GIVEN EXERCISE:
Look through the records below, count the lines with the word "které", and reply with only the number.

RECORDS FOR THE EXERCISE:
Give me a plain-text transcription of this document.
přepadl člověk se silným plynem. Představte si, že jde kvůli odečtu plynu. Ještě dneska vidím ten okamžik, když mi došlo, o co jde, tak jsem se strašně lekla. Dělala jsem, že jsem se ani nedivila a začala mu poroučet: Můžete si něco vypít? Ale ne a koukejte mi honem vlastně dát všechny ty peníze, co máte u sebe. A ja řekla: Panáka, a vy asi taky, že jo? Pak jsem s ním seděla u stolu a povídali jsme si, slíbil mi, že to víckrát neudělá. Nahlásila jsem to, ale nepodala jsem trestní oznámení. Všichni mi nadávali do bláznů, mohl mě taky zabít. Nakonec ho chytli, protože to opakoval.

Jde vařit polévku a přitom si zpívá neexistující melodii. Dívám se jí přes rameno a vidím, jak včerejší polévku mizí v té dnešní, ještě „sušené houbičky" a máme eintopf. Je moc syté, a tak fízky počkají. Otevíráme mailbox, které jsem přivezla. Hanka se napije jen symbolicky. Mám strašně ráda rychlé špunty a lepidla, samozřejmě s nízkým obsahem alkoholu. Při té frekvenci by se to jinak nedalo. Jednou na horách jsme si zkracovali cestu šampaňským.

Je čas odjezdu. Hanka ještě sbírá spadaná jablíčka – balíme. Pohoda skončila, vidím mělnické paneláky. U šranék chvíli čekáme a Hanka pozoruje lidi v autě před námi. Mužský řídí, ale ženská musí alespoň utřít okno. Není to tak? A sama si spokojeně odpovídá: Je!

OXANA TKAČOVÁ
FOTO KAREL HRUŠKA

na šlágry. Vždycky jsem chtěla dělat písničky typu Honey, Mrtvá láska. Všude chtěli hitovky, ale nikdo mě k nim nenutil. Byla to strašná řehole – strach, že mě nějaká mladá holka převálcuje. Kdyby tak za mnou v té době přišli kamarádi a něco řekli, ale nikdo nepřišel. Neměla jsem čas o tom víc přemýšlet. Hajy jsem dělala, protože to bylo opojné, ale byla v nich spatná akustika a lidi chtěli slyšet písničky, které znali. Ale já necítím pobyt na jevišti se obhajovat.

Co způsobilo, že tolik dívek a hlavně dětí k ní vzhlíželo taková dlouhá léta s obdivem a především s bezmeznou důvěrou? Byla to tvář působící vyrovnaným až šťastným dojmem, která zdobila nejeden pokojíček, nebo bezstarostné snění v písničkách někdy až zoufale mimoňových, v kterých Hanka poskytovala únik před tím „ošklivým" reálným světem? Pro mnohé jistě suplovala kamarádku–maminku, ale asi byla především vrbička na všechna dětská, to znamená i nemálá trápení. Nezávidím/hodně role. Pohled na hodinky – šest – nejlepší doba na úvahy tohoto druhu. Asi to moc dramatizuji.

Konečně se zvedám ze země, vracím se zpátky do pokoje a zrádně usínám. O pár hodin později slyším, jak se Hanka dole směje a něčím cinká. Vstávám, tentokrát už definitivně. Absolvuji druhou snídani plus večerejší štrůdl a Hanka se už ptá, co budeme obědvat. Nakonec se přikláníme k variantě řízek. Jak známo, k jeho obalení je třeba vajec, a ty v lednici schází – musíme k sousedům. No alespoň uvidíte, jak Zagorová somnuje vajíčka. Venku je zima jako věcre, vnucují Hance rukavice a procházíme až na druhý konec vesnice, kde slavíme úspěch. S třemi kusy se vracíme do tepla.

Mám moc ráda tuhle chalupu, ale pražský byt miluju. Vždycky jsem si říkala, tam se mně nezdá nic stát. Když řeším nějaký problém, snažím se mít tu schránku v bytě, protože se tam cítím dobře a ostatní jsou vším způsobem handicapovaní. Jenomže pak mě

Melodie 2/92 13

OUTPUT:
2